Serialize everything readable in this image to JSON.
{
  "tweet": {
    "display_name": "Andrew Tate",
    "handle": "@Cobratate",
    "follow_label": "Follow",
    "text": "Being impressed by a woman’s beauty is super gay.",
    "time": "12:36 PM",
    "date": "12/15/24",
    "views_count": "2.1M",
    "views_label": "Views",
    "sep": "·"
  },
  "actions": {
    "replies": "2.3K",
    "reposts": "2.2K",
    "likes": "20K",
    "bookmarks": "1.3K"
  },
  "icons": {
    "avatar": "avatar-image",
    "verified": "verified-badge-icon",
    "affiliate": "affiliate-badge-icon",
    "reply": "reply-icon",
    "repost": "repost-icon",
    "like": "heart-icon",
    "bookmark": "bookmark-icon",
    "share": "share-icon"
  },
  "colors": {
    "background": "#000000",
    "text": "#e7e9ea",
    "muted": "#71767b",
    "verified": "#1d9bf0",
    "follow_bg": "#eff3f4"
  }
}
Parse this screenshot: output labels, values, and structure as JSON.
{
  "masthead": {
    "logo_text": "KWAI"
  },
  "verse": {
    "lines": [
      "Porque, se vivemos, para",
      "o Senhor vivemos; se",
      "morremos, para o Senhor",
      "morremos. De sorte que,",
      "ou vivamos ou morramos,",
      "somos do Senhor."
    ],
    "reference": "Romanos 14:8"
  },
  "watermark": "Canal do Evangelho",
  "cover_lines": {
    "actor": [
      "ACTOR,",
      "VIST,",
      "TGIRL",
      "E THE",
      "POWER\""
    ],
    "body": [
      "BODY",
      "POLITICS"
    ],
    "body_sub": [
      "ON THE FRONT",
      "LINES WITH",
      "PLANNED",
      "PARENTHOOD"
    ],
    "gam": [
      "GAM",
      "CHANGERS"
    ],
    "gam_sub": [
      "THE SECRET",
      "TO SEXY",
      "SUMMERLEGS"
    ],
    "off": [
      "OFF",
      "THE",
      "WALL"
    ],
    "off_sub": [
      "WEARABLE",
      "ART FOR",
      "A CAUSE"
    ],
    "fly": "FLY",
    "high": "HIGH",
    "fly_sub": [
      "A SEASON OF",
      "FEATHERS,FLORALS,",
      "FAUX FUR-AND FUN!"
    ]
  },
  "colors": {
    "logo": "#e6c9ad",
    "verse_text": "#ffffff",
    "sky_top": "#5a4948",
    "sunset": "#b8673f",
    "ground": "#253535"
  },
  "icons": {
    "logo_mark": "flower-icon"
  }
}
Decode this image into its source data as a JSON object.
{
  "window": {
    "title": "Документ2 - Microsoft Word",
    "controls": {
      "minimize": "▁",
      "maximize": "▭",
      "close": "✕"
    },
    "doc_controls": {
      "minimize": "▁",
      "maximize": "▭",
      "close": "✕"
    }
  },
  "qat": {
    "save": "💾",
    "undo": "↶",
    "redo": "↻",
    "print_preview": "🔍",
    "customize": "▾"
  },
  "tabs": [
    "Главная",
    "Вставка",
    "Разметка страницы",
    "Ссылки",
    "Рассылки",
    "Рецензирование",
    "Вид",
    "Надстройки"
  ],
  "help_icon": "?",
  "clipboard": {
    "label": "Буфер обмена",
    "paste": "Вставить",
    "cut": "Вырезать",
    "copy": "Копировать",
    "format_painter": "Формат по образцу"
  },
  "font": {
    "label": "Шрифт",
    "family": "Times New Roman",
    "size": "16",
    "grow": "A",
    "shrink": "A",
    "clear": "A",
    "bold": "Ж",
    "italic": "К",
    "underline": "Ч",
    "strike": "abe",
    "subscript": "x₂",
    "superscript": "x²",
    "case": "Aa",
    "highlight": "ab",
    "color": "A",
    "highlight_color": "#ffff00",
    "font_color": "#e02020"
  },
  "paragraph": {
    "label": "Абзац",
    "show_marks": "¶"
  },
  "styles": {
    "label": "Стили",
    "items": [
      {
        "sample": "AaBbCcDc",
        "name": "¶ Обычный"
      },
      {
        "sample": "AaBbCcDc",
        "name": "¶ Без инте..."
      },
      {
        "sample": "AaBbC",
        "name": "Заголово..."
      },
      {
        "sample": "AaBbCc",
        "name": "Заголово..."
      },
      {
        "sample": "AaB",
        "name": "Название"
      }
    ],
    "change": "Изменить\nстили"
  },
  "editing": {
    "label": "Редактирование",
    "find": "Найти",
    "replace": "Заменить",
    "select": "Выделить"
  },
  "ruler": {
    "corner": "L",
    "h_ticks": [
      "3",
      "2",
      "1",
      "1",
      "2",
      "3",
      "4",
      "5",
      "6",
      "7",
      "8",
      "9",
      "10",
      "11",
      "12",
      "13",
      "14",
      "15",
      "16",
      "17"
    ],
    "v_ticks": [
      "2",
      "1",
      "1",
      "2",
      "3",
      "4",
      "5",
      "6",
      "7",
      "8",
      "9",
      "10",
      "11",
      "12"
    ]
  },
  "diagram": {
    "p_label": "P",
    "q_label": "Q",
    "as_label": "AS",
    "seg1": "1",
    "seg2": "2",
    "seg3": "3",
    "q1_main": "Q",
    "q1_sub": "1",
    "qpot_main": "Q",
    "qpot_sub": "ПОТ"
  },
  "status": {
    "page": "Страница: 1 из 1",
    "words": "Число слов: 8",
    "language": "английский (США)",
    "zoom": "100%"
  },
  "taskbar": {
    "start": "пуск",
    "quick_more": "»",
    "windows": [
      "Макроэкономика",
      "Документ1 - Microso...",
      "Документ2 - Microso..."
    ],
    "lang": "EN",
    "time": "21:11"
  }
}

• • • • • • •

WHAT THIS TASK INVOLVES
Retype the listing above in full, with no alterations.

SOLUTION FOR THIS PROBLEM
Serialize everything readable in this image to JSON.
{
  "tweet": {
    "display_name": "Andrew Tate",
    "handle": "@Cobratate",
    "follow_label": "Follow",
    "text": "Being impressed by a woman’s beauty is super gay.",
    "time": "12:36 PM",
    "date": "12/15/24",
    "views_count": "2.1M",
    "views_label": "Views",
    "sep": "·"
  },
  "actions": {
    "replies": "2.3K",
    "reposts": "2.2K",
    "likes": "20K",
    "bookmarks": "1.3K"
  },
  "icons": {
    "avatar": "avatar-image",
    "verified": "verified-badge-icon",
    "affiliate": "affiliate-badge-icon",
    "reply": "reply-icon",
    "repost": "repost-icon",
    "like": "heart-icon",
    "bookmark": "bookmark-icon",
    "share": "share-icon"
  },
  "colors": {
    "background": "#000000",
    "text": "#e7e9ea",
    "muted": "#71767b",
    "verified": "#1d9bf0",
    "follow_bg": "#eff3f4"
  }
}
Parse this screenshot: output labels, values, and structure as JSON.
{
  "masthead": {
    "logo_text": "KWAI"
  },
  "verse": {
    "lines": [
      "Porque, se vivemos, para",
      "o Senhor vivemos; se",
      "morremos, para o Senhor",
      "morremos. De sorte que,",
      "ou vivamos ou morramos,",
      "somos do Senhor."
    ],
    "reference": "Romanos 14:8"
  },
  "watermark": "Canal do Evangelho",
  "cover_lines": {
    "actor": [
      "ACTOR,",
      "VIST,",
      "TGIRL",
      "E THE",
      "POWER\""
    ],
    "body": [
      "BODY",
      "POLITICS"
    ],
    "body_sub": [
      "ON THE FRONT",
      "LINES WITH",
      "PLANNED",
      "PARENTHOOD"
    ],
    "gam": [
      "GAM",
      "CHANGERS"
    ],
    "gam_sub": [
      "THE SECRET",
      "TO SEXY",
      "SUMMERLEGS"
    ],
    "off": [
      "OFF",
      "THE",
      "WALL"
    ],
    "off_sub": [
      "WEARABLE",
      "ART FOR",
      "A CAUSE"
    ],
    "fly": "FLY",
    "high": "HIGH",
    "fly_sub": [
      "A SEASON OF",
      "FEATHERS,FLORALS,",
      "FAUX FUR-AND FUN!"
    ]
  },
  "colors": {
    "logo": "#e6c9ad",
    "verse_text": "#ffffff",
    "sky_top": "#5a4948",
    "sunset": "#b8673f",
    "ground": "#253535"
  },
  "icons": {
    "logo_mark": "flower-icon"
  }
}
Decode this image into its source data as a JSON object.
{
  "window": {
    "title": "Документ2 - Microsoft Word",
    "controls": {
      "minimize": "▁",
      "maximize": "▭",
      "close": "✕"
    },
    "doc_controls": {
      "minimize": "▁",
      "maximize": "▭",
      "close": "✕"
    }
  },
  "qat": {
    "save": "💾",
    "undo": "↶",
    "redo": "↻",
    "print_preview": "🔍",
    "customize": "▾"
  },
  "tabs": [
    "Главная",
    "Вставка",
    "Разметка страницы",
    "Ссылки",
    "Рассылки",
    "Рецензирование",
    "Вид",
    "Надстройки"
  ],
  "help_icon": "?",
  "clipboard": {
    "label": "Буфер обмена",
    "paste": "Вставить",
    "cut": "Вырезать",
    "copy": "Копировать",
    "format_painter": "Формат по образцу"
  },
  "font": {
    "label": "Шрифт",
    "family": "Times New Roman",
    "size": "16",
    "grow": "A",
    "shrink": "A",
    "clear": "A",
    "bold": "Ж",
    "italic": "К",
    "underline": "Ч",
    "strike": "abe",
    "subscript": "x₂",
    "superscript": "x²",
    "case": "Aa",
    "highlight": "ab",
    "color": "A",
    "highlight_color": "#ffff00",
    "font_color": "#e02020"
  },
  "paragraph": {
    "label": "Абзац",
    "show_marks": "¶"
  },
  "styles": {
    "label": "Стили",
    "items": [
      {
        "sample": "AaBbCcDc",
        "name": "¶ Обычный"
      },
      {
        "sample": "AaBbCcDc",
        "name": "¶ Без инте..."
      },
      {
        "sample": "AaBbC",
        "name": "Заголово..."
      },
      {
        "sample": "AaBbCc",
        "name": "Заголово..."
      },
      {
        "sample": "AaB",
        "name": "Название"
      }
    ],
    "change": "Изменить\nстили"
  },
  "editing": {
    "label": "Редактирование",
    "find": "Найти",
    "replace": "Заменить",
    "select": "Выделить"
  },
  "ruler": {
    "corner": "L",
    "h_ticks": [
      "3",
      "2",
      "1",
      "1",
      "2",
      "3",
      "4",
      "5",
      "6",
      "7",
      "8",
      "9",
      "10",
      "11",
      "12",
      "13",
      "14",
      "15",
      "16",
      "17"
    ],
    "v_ticks": [
      "2",
      "1",
      "1",
      "2",
      "3",
      "4",
      "5",
      "6",
      "7",
      "8",
      "9",
      "10",
      "11",
      "12"
    ]
  },
  "diagram": {
    "p_label": "P",
    "q_label": "Q",
    "as_label": "AS",
    "seg1": "1",
    "seg2": "2",
    "seg3": "3",
    "q1_main": "Q",
    "q1_sub": "1",
    "qpot_main": "Q",
    "qpot_sub": "ПОТ"
  },
  "status": {
    "page": "Страница: 1 из 1",
    "words": "Число слов: 8",
    "language": "английский (США)",
    "zoom": "100%"
  },
  "taskbar": {
    "start": "пуск",
    "quick_more": "»",
    "windows": [
      "Макроэкономика",
      "Документ1 - Microso...",
      "Документ2 - Microso..."
    ],
    "lang": "EN",
    "time": "21:11"
  }
}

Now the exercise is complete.